** START **

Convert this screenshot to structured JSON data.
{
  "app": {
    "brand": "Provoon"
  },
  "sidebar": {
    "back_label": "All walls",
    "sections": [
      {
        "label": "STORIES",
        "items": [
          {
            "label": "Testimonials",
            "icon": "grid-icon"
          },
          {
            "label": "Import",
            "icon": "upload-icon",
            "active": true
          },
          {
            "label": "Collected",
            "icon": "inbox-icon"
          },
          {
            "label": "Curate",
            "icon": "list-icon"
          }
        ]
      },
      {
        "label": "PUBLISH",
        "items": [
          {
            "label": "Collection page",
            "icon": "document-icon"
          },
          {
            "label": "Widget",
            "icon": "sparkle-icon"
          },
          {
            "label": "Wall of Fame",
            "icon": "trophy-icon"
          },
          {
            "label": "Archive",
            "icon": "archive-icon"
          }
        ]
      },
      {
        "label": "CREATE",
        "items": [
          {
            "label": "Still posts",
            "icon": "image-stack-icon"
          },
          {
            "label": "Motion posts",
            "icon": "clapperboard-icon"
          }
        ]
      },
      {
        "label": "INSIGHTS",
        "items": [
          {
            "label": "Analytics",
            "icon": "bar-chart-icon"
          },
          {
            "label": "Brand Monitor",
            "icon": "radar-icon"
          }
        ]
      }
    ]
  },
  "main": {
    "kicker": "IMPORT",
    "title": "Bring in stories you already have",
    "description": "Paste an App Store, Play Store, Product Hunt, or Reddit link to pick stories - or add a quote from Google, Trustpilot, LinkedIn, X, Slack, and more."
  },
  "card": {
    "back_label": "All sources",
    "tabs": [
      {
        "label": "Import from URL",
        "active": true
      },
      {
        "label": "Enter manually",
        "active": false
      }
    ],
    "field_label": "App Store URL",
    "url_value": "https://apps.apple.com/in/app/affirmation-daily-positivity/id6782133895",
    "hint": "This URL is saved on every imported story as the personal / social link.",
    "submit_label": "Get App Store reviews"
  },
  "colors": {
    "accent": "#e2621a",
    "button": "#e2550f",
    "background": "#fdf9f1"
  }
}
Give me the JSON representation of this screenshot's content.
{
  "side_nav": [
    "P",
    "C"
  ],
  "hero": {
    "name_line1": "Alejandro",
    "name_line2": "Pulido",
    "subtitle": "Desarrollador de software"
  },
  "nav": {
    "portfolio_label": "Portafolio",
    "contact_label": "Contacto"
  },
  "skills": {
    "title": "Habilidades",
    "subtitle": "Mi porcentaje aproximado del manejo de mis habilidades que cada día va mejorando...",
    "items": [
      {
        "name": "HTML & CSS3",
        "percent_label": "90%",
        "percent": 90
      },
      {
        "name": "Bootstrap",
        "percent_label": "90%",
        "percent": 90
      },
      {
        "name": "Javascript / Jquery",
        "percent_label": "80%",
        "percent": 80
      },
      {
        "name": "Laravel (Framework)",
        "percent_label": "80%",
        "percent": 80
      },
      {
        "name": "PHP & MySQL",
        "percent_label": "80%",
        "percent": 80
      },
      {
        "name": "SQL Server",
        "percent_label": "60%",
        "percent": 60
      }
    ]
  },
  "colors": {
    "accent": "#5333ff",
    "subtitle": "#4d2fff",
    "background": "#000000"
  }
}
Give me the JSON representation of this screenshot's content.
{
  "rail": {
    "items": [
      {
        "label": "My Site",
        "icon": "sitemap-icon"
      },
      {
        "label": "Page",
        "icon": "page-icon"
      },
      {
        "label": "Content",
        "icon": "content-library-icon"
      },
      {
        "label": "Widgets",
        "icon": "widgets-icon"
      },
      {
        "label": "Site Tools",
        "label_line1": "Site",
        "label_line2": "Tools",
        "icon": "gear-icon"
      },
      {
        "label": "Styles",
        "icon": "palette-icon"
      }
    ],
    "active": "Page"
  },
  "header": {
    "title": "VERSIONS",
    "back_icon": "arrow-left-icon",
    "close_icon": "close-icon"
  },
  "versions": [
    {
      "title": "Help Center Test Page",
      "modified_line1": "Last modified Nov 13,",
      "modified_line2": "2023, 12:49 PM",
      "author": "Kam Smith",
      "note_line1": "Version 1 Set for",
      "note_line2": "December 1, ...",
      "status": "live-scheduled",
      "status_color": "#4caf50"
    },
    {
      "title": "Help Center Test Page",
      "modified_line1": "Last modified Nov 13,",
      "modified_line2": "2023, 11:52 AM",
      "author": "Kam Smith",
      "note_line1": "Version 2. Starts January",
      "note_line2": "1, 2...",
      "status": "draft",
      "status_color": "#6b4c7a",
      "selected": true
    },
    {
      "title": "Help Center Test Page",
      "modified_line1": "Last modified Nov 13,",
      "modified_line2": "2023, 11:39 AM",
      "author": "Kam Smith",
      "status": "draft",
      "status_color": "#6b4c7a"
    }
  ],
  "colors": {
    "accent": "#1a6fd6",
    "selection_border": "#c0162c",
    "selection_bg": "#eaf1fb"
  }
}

** END **

### Prompt
Show each line holding the word "from".

### Task result
    "description": "Paste an App Store, Play Store, Product Hunt, or Reddit link to pick stories - or add a quote from Google, Trustpilot, LinkedIn, X, Slack, and more."
        "label": "Import from URL",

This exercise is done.